The request – Quote the listing below in its entirety, omitting every image.

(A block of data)
__________________________________________________

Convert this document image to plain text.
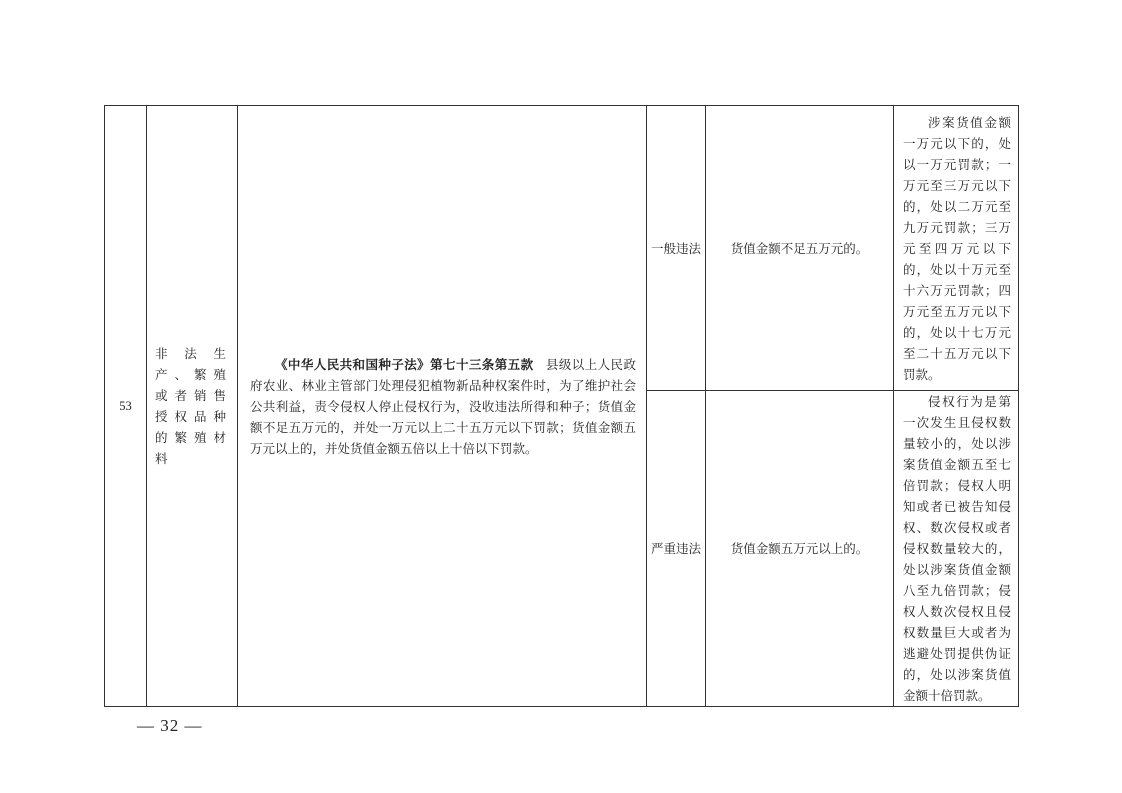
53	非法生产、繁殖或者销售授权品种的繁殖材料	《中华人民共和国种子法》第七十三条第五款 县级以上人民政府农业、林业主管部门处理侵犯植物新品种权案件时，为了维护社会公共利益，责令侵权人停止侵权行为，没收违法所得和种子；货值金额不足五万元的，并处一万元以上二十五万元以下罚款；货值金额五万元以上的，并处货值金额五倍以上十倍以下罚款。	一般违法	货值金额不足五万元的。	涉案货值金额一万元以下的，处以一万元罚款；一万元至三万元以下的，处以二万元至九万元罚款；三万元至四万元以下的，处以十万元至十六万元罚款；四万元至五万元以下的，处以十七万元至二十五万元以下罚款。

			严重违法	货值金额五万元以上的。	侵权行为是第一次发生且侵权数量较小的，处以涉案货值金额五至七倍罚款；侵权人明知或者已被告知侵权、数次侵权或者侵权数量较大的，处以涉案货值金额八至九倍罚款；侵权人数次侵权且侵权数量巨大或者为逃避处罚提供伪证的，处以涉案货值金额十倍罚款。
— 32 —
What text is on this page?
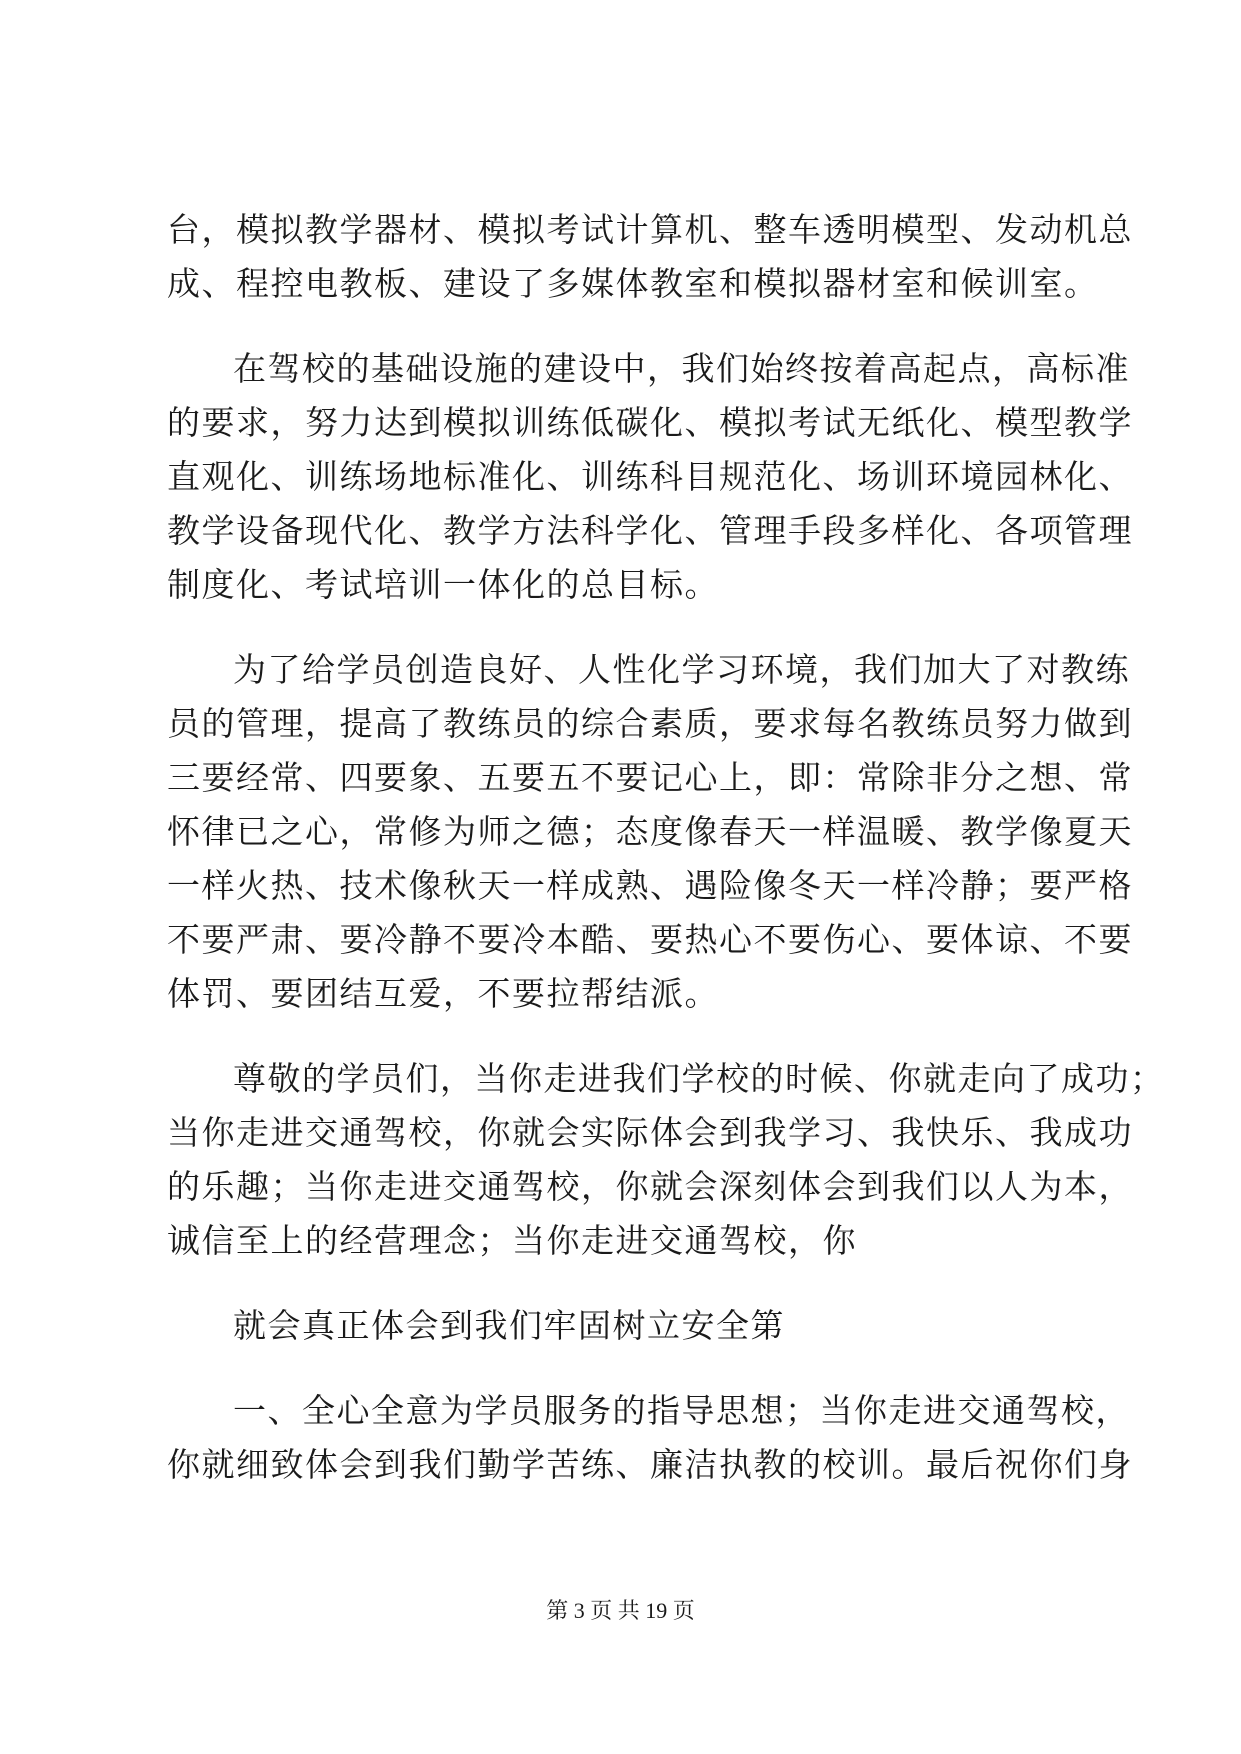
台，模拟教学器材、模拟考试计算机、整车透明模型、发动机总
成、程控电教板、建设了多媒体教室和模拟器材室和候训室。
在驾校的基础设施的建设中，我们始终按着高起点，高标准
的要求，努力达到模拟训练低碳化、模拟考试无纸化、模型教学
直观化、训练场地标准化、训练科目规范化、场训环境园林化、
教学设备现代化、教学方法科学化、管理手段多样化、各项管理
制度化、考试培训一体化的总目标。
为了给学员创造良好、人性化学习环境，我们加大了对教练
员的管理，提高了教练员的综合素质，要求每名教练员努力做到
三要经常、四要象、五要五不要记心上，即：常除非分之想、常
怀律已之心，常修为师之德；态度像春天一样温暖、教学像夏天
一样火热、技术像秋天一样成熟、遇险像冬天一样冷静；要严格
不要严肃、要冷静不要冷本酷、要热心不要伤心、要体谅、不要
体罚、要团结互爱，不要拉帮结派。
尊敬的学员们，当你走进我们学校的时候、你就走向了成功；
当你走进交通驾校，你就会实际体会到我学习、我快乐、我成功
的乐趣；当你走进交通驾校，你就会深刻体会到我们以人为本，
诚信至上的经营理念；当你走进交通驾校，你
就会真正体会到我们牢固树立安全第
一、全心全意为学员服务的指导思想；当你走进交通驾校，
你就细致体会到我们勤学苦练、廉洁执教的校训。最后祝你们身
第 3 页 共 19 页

__________________________________________________

Completed task –
Convert this document image to plain text.
53	非法生产、繁殖或者销售授权品种的繁殖材料	《中华人民共和国种子法》第七十三条第五款 县级以上人民政府农业、林业主管部门处理侵犯植物新品种权案件时，为了维护社会公共利益，责令侵权人停止侵权行为，没收违法所得和种子；货值金额不足五万元的，并处一万元以上二十五万元以下罚款；货值金额五万元以上的，并处货值金额五倍以上十倍以下罚款。	一般违法	货值金额不足五万元的。	涉案货值金额一万元以下的，处以一万元罚款；一万元至三万元以下的，处以二万元至九万元罚款；三万元至四万元以下的，处以十万元至十六万元罚款；四万元至五万元以下的，处以十七万元至二十五万元以下罚款。

			严重违法	货值金额五万元以上的。	侵权行为是第一次发生且侵权数量较小的，处以涉案货值金额五至七倍罚款；侵权人明知或者已被告知侵权、数次侵权或者侵权数量较大的，处以涉案货值金额八至九倍罚款；侵权人数次侵权且侵权数量巨大或者为逃避处罚提供伪证的，处以涉案货值金额十倍罚款。
— 32 —
What text is on this page?
台，模拟教学器材、模拟考试计算机、整车透明模型、发动机总
成、程控电教板、建设了多媒体教室和模拟器材室和候训室。
在驾校的基础设施的建设中，我们始终按着高起点，高标准
的要求，努力达到模拟训练低碳化、模拟考试无纸化、模型教学
直观化、训练场地标准化、训练科目规范化、场训环境园林化、
教学设备现代化、教学方法科学化、管理手段多样化、各项管理
制度化、考试培训一体化的总目标。
为了给学员创造良好、人性化学习环境，我们加大了对教练
员的管理，提高了教练员的综合素质，要求每名教练员努力做到
三要经常、四要象、五要五不要记心上，即：常除非分之想、常
怀律已之心，常修为师之德；态度像春天一样温暖、教学像夏天
一样火热、技术像秋天一样成熟、遇险像冬天一样冷静；要严格
不要严肃、要冷静不要冷本酷、要热心不要伤心、要体谅、不要
体罚、要团结互爱，不要拉帮结派。
尊敬的学员们，当你走进我们学校的时候、你就走向了成功；
当你走进交通驾校，你就会实际体会到我学习、我快乐、我成功
的乐趣；当你走进交通驾校，你就会深刻体会到我们以人为本，
诚信至上的经营理念；当你走进交通驾校，你
就会真正体会到我们牢固树立安全第
一、全心全意为学员服务的指导思想；当你走进交通驾校，
你就细致体会到我们勤学苦练、廉洁执教的校训。最后祝你们身
第 3 页 共 19 页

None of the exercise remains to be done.